_Short exercise:_
Tally the lines of the listing that contain the string "xlabel". Give the number and nothing else.

==== Material provided ====

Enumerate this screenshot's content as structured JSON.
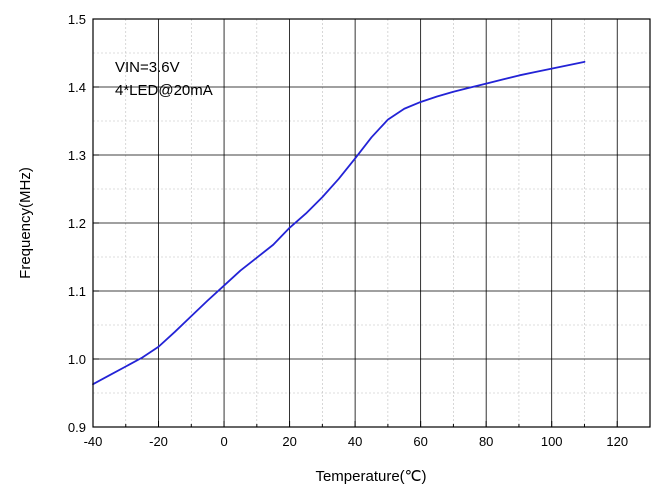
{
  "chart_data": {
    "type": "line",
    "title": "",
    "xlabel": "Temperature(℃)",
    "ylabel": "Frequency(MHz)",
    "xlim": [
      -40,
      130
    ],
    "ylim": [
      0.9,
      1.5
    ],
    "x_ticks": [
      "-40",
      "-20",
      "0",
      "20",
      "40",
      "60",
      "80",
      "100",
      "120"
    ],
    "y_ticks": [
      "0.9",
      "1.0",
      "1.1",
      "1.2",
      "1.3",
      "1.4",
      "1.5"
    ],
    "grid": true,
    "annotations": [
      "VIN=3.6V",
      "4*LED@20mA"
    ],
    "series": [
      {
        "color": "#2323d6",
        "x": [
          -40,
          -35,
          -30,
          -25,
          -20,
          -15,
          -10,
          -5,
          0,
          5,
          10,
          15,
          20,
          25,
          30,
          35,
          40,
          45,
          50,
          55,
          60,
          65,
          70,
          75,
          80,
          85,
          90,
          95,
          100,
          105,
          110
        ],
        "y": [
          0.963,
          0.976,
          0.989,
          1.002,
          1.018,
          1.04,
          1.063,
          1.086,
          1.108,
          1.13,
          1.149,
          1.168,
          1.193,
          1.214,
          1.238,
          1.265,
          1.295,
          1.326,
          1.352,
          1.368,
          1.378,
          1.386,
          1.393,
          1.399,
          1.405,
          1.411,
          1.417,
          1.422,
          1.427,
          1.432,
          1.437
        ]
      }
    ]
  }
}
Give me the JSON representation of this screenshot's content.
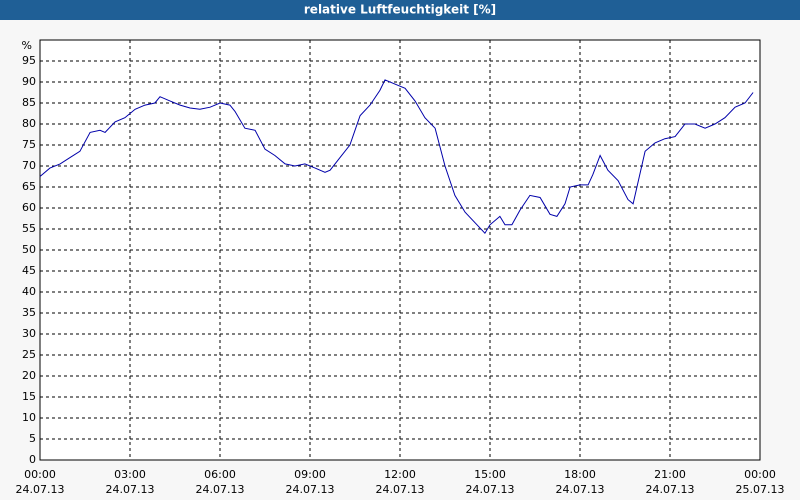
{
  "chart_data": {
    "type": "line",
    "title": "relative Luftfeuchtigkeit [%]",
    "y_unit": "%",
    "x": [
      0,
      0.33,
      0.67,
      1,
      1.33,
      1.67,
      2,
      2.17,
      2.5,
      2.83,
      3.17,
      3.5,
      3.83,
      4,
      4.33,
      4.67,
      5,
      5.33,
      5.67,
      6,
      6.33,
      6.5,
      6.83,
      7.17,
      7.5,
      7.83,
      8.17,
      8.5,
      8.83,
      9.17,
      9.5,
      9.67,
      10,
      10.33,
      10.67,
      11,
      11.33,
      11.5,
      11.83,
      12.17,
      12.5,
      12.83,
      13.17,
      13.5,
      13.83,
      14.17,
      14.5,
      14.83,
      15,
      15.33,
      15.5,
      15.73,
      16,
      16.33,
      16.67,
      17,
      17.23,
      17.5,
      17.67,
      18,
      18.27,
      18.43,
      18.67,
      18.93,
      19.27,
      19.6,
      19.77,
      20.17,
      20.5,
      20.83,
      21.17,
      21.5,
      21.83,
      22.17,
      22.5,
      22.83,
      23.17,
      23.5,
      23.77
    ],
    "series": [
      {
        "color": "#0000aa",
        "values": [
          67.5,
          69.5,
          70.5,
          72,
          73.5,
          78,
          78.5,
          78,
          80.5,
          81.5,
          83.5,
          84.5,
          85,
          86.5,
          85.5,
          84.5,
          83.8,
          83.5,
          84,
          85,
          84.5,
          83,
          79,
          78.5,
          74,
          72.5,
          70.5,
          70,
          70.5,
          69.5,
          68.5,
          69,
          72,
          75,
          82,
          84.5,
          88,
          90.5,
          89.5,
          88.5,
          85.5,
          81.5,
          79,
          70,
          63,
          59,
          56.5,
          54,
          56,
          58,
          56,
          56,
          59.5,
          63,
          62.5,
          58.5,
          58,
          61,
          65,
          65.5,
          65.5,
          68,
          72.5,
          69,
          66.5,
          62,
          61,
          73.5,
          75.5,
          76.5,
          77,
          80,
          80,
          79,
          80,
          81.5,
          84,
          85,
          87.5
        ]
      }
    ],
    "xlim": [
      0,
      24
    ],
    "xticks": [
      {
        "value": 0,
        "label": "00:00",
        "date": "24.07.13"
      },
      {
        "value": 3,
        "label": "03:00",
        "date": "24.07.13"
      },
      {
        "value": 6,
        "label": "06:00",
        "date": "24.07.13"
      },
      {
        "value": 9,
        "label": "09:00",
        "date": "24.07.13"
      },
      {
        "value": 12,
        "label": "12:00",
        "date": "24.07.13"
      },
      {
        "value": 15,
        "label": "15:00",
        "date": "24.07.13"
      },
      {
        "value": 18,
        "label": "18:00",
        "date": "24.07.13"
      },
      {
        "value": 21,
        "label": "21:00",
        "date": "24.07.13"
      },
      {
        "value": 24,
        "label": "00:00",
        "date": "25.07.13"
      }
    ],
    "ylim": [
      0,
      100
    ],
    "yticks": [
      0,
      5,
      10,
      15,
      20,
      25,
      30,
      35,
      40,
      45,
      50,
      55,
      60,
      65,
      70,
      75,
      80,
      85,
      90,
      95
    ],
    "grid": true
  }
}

====
==== Material provided ====

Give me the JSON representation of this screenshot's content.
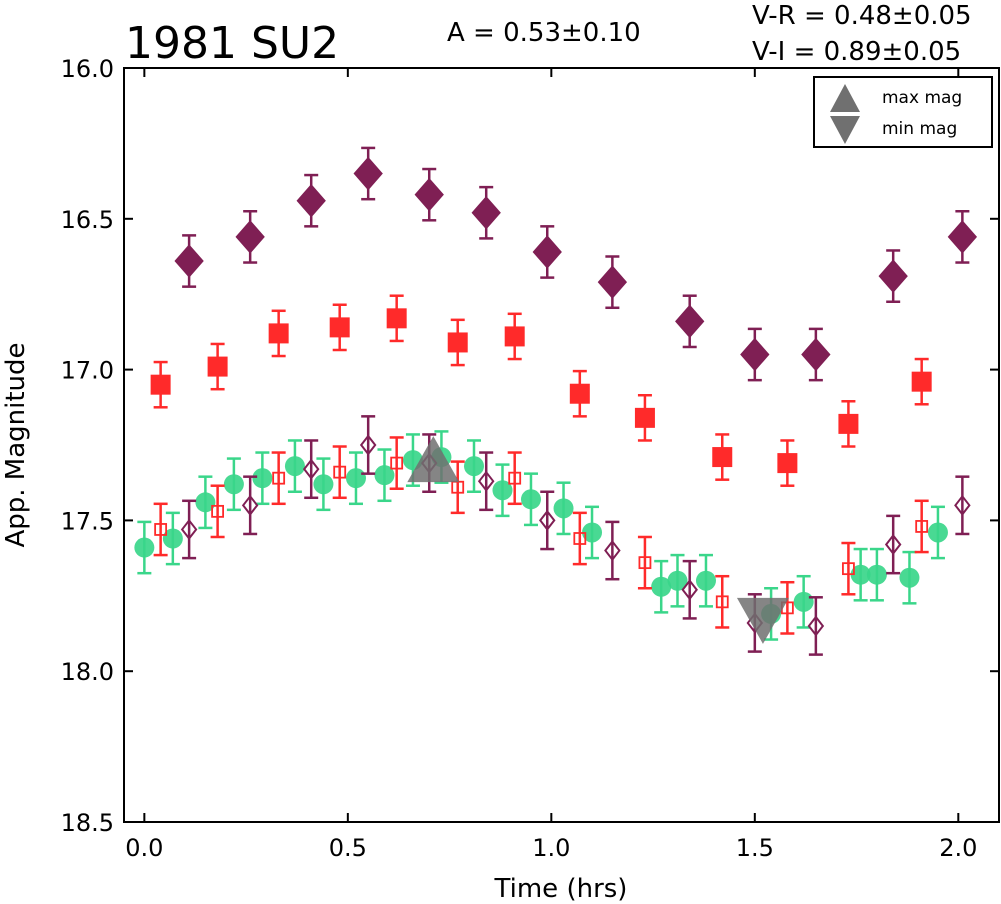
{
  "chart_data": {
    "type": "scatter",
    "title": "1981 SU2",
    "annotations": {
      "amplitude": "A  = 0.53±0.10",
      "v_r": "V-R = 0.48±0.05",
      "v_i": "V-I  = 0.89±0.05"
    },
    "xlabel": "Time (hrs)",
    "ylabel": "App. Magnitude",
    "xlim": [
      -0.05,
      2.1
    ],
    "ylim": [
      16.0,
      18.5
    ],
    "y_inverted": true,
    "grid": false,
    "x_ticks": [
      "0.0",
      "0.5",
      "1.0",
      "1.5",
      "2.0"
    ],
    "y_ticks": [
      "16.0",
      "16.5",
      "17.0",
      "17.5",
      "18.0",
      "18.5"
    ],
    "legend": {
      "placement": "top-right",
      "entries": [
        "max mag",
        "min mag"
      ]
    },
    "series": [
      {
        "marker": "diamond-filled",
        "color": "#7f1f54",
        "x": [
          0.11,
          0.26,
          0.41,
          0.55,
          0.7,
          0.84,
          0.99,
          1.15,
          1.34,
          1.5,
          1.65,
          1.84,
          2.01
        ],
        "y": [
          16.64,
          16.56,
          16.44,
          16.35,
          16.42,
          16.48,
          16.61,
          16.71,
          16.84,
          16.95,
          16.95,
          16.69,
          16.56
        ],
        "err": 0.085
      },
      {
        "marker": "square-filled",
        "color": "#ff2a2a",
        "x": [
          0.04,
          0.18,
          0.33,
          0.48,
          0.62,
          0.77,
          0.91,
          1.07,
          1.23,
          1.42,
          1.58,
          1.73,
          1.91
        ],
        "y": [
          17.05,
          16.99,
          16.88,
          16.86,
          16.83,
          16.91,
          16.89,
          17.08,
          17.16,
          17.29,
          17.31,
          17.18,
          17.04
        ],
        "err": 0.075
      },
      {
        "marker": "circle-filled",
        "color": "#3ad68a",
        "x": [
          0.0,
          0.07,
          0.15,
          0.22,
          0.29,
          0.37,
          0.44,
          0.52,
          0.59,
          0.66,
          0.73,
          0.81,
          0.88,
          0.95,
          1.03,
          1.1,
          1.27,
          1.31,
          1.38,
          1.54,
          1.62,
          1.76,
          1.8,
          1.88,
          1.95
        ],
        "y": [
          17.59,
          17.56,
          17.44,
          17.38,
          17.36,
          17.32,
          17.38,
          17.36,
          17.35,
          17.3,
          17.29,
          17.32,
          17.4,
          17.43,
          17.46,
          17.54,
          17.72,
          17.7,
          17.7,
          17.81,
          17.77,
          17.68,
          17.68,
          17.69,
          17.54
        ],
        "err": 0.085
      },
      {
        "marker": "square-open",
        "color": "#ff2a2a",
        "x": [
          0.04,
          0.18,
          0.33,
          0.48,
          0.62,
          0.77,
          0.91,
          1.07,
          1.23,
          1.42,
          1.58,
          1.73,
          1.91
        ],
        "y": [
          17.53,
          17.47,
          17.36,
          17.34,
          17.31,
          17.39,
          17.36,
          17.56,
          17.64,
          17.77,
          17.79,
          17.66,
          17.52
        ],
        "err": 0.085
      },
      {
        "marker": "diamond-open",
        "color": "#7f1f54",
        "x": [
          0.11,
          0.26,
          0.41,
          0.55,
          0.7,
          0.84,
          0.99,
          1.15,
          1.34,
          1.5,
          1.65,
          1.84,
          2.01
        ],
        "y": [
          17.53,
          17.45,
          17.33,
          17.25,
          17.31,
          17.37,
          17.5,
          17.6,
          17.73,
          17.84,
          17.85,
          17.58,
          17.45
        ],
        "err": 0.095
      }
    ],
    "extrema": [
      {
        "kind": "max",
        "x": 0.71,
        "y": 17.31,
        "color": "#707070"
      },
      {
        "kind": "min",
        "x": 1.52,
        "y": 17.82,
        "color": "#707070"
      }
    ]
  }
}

====

_Response for this exercise:_
2